>> BEGIN Exercise material
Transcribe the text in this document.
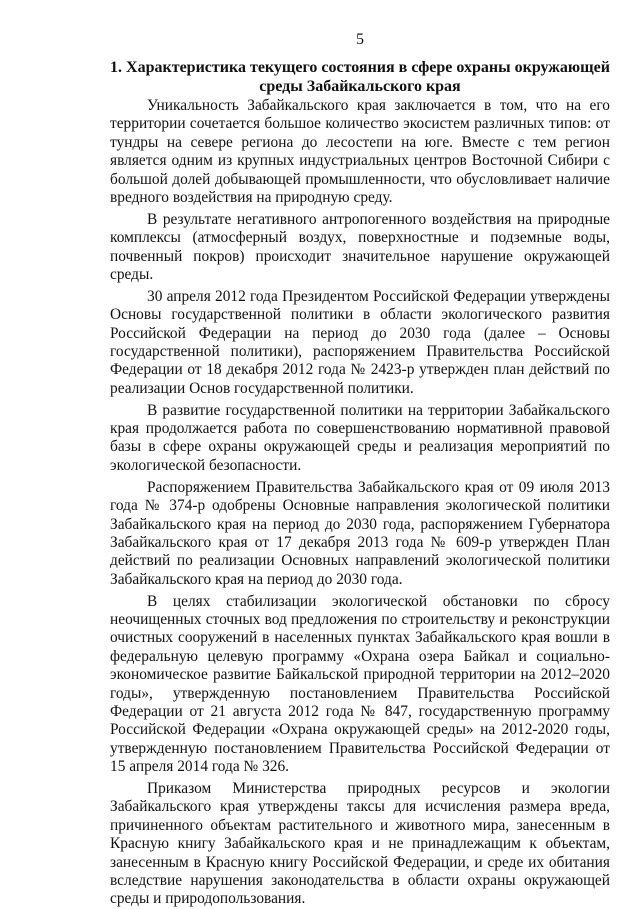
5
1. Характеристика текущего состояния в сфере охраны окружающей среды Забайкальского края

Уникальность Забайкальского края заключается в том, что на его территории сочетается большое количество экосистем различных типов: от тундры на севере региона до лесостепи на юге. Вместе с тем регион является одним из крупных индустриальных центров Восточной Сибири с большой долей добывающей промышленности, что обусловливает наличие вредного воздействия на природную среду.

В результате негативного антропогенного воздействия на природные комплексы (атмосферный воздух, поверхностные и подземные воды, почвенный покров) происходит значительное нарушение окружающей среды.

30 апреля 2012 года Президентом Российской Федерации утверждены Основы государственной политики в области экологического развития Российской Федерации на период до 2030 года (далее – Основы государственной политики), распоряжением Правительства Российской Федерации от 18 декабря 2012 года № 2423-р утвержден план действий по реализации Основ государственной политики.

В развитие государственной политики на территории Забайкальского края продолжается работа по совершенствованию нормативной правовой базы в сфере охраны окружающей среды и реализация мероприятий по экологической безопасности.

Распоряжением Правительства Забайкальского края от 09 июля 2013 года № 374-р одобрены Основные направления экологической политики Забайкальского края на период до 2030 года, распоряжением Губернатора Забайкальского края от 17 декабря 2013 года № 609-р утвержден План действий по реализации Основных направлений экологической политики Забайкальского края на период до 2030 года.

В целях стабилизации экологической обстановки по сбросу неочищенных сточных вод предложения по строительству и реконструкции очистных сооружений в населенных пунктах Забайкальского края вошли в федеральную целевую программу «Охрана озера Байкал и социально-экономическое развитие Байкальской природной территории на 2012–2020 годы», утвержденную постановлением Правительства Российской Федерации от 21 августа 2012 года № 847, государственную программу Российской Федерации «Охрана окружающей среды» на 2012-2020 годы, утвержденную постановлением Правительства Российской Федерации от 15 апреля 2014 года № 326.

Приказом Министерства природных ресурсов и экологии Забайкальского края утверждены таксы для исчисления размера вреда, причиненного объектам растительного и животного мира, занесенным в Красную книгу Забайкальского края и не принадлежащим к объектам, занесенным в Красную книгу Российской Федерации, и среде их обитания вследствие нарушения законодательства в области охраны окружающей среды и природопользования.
>> END Exercise material
>> BEGIN Exercise material
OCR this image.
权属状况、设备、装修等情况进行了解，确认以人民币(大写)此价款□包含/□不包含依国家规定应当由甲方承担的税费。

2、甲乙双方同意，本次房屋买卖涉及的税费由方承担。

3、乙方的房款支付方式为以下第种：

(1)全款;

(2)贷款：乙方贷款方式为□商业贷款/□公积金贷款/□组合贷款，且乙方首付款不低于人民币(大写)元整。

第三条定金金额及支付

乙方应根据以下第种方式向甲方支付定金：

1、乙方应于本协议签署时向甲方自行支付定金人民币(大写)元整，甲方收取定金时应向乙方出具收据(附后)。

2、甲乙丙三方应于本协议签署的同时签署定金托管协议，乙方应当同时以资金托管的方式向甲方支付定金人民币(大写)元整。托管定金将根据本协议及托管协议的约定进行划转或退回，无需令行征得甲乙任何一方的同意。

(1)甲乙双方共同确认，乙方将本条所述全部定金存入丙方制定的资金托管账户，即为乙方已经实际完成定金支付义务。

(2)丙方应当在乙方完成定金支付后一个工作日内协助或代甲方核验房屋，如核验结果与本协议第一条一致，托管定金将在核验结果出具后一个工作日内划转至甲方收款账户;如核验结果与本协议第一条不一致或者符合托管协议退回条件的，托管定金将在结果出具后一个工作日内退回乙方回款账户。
>> END Exercise material
>> BEGIN Exercise material
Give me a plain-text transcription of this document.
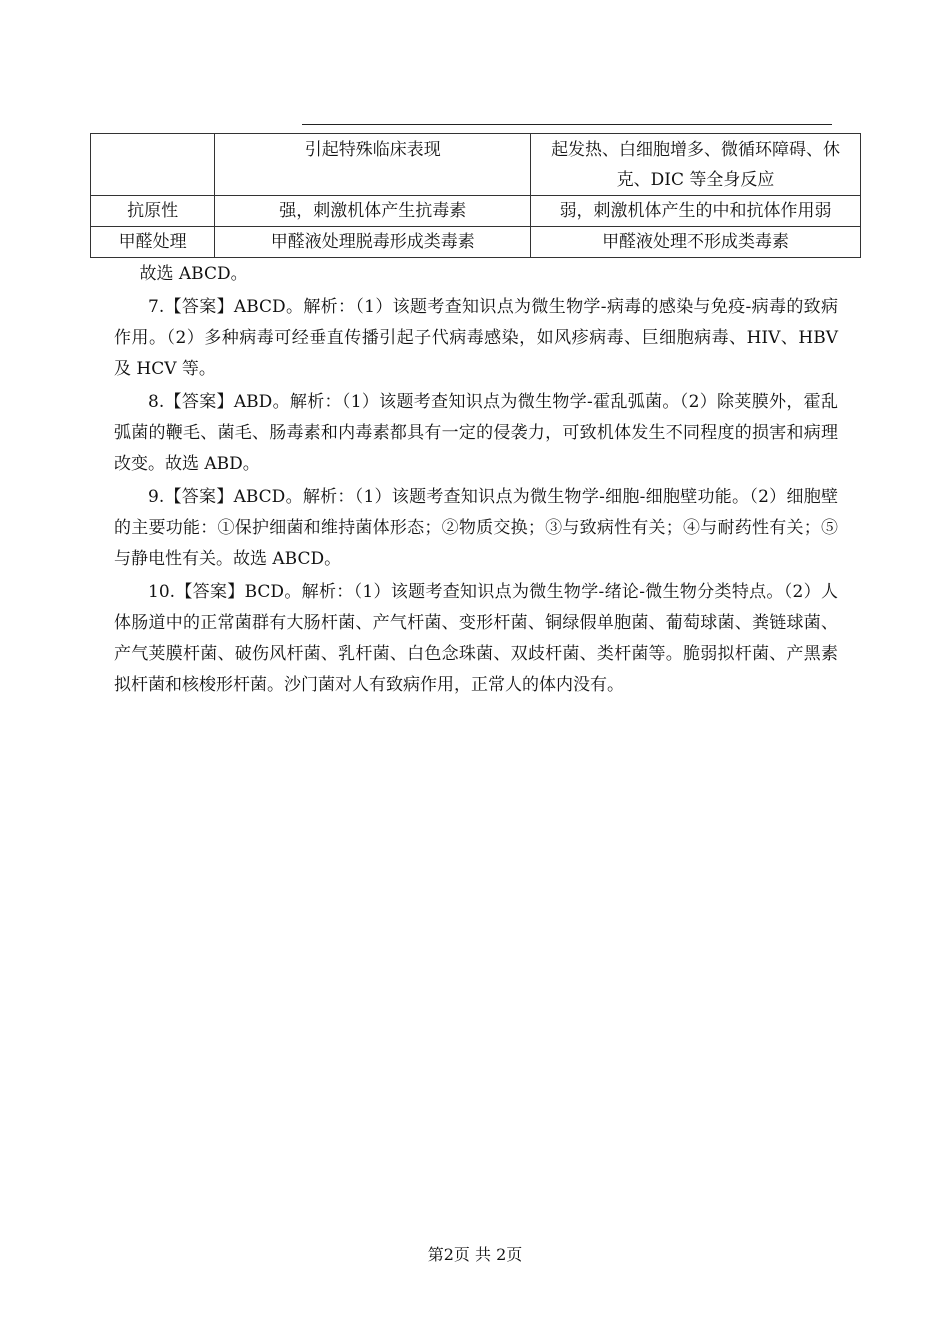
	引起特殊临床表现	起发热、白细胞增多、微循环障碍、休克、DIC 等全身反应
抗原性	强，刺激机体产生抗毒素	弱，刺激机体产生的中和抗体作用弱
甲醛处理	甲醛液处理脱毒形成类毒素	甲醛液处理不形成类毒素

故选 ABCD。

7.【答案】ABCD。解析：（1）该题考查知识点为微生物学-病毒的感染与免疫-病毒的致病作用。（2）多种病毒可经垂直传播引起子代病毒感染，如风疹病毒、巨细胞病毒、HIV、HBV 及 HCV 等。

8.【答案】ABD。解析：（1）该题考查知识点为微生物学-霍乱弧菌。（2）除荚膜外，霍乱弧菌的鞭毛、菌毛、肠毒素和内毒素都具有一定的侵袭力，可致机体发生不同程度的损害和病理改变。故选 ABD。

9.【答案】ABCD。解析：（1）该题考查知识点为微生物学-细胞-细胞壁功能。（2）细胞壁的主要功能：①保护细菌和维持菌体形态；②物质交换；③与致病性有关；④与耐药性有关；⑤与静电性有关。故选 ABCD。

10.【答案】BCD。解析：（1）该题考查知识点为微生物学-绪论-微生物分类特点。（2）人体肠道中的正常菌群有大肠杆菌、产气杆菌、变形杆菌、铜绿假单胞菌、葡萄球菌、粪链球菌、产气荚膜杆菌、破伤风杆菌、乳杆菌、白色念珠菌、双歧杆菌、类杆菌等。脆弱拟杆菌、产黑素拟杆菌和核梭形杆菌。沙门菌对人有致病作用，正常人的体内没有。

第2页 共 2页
>> END Exercise material
# Work to be completed
Return only the number of lines in the entries that contain the string "сфере".

# Task output
2